#### GIVEN TASK
Below are records; count the lines that contain "inside" and give only the total.
-- BEGIN --
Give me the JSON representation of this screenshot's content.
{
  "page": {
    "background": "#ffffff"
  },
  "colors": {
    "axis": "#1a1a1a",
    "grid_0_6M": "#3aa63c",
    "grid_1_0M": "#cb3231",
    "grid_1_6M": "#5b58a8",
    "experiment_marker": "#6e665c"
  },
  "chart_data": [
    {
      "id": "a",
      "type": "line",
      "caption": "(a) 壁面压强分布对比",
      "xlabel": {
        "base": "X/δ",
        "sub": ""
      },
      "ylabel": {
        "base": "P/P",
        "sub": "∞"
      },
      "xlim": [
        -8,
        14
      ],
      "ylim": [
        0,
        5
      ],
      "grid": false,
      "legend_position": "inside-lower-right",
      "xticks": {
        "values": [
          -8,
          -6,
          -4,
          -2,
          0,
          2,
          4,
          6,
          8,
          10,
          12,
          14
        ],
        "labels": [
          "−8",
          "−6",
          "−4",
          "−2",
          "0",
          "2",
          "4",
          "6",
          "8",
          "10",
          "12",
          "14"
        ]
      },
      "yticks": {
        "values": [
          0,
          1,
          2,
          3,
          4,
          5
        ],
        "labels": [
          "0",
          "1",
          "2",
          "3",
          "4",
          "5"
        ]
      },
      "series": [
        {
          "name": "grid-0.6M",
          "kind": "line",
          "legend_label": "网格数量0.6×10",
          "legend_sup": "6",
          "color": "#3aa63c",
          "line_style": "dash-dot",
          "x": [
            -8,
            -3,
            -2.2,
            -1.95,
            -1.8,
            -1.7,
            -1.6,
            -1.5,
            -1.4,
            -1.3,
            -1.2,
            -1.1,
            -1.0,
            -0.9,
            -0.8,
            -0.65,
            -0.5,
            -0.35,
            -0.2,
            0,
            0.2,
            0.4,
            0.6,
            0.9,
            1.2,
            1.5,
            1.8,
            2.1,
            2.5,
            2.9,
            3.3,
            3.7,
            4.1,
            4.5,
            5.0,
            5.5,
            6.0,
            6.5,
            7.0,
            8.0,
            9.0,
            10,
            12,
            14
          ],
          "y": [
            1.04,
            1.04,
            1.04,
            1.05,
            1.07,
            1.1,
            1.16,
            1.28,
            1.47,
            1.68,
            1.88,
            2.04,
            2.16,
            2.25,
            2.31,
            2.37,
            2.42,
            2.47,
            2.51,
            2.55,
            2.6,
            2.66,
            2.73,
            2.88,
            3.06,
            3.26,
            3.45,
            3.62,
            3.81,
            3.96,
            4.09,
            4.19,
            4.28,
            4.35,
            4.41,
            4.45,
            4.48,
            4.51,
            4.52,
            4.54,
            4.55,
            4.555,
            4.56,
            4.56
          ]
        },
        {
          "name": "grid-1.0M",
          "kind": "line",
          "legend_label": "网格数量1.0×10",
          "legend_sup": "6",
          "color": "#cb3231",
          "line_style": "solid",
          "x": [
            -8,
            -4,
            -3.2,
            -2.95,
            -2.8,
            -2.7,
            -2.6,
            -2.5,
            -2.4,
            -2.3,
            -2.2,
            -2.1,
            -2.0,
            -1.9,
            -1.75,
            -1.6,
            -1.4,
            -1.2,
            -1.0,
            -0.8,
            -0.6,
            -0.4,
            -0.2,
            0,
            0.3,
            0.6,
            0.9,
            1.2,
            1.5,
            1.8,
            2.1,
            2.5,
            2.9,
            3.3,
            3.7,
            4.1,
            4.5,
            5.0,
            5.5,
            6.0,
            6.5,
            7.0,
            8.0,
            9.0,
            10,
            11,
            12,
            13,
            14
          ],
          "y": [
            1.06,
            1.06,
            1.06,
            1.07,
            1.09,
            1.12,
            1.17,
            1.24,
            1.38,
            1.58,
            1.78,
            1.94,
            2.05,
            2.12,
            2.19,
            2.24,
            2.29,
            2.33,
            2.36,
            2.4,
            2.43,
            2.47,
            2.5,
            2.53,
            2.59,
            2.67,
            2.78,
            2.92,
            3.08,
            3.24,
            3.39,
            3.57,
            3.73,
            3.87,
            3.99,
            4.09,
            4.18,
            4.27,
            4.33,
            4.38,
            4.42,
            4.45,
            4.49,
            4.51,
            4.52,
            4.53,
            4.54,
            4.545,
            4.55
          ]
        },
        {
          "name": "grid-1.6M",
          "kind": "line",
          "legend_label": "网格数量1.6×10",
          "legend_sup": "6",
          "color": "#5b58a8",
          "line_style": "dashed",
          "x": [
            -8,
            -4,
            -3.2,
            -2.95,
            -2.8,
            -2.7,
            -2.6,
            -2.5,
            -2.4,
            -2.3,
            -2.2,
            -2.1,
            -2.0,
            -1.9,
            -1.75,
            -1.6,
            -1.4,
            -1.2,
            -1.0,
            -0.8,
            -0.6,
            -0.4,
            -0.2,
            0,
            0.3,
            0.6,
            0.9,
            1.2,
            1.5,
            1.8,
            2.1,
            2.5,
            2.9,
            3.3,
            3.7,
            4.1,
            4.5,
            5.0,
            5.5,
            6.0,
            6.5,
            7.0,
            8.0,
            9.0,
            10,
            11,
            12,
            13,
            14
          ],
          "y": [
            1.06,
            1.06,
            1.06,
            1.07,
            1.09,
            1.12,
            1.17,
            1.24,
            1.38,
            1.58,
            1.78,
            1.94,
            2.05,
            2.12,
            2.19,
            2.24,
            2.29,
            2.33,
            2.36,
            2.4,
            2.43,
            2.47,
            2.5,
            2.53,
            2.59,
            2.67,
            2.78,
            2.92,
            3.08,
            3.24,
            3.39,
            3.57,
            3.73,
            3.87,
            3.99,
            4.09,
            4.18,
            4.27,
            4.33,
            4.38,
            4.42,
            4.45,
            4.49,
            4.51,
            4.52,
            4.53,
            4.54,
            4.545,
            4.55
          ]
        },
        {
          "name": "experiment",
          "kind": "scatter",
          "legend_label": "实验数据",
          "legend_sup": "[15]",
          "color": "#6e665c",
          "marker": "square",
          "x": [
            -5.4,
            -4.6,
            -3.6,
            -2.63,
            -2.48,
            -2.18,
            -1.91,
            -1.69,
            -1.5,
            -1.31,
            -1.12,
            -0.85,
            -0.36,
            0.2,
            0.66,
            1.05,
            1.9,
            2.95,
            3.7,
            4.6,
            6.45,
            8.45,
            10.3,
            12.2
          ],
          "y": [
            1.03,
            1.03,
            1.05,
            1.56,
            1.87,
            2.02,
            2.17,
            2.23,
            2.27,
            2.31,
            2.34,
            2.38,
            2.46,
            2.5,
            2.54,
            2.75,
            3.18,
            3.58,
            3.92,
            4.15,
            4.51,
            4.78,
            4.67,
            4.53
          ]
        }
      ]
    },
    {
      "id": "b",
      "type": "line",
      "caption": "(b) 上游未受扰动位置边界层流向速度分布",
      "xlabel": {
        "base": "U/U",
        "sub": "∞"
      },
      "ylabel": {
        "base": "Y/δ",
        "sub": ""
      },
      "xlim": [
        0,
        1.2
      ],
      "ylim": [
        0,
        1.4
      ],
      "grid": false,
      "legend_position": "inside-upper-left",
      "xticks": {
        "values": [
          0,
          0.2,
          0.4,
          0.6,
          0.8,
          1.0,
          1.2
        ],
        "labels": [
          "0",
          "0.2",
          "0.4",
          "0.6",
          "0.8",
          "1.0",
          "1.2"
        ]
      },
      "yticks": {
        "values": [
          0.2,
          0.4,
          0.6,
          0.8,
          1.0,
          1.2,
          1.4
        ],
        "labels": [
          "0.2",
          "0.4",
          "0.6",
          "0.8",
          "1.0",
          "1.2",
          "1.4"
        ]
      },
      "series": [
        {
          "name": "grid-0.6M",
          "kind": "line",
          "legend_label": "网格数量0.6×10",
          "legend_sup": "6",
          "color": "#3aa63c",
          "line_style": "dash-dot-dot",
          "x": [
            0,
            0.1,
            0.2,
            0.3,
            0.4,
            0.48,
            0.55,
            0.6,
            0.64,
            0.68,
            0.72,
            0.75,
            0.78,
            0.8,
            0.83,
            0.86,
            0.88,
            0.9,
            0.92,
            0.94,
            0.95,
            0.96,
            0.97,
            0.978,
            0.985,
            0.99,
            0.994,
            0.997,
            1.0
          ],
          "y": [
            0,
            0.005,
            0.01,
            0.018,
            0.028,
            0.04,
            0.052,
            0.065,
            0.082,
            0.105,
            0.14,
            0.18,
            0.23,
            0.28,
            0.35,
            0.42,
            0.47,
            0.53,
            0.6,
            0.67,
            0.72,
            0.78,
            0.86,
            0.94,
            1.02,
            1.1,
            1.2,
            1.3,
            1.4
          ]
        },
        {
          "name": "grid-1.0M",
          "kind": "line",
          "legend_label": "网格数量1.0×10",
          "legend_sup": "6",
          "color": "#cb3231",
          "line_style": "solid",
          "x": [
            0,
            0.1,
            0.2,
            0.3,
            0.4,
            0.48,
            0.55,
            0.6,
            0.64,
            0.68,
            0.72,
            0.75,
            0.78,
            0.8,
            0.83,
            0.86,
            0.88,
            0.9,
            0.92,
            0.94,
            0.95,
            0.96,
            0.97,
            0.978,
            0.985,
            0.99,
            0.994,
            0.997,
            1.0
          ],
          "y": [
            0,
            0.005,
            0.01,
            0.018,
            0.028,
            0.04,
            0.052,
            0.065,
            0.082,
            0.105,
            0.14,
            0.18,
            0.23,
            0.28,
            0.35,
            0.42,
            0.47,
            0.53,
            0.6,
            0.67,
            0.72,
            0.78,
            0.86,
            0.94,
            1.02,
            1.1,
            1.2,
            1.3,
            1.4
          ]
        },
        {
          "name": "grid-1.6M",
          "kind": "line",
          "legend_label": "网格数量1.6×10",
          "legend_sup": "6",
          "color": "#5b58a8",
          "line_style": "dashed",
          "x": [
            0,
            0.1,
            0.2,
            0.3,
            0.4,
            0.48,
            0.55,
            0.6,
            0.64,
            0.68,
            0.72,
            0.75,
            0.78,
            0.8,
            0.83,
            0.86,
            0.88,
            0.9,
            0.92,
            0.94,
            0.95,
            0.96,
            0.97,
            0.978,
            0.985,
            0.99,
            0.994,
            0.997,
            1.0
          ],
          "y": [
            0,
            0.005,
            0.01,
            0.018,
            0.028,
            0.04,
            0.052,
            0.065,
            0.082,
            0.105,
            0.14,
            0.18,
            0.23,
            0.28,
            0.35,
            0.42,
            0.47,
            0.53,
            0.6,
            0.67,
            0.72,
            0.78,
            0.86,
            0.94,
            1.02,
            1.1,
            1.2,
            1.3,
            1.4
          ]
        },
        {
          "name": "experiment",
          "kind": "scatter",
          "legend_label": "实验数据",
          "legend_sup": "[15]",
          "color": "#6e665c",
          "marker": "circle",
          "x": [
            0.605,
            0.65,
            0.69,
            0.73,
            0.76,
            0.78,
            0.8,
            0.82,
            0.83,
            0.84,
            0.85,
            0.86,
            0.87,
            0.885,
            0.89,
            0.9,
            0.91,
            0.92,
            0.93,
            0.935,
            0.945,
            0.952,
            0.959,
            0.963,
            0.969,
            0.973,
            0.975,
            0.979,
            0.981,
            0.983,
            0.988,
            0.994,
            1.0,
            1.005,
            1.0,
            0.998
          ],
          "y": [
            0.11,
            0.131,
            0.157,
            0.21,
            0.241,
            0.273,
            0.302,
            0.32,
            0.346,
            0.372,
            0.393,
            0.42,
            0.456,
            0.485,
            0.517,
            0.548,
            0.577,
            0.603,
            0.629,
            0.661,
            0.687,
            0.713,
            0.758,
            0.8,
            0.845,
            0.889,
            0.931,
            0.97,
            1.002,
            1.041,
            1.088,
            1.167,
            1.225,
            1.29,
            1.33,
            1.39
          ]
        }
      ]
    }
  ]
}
-- END --
#### FULL SOLUTION
2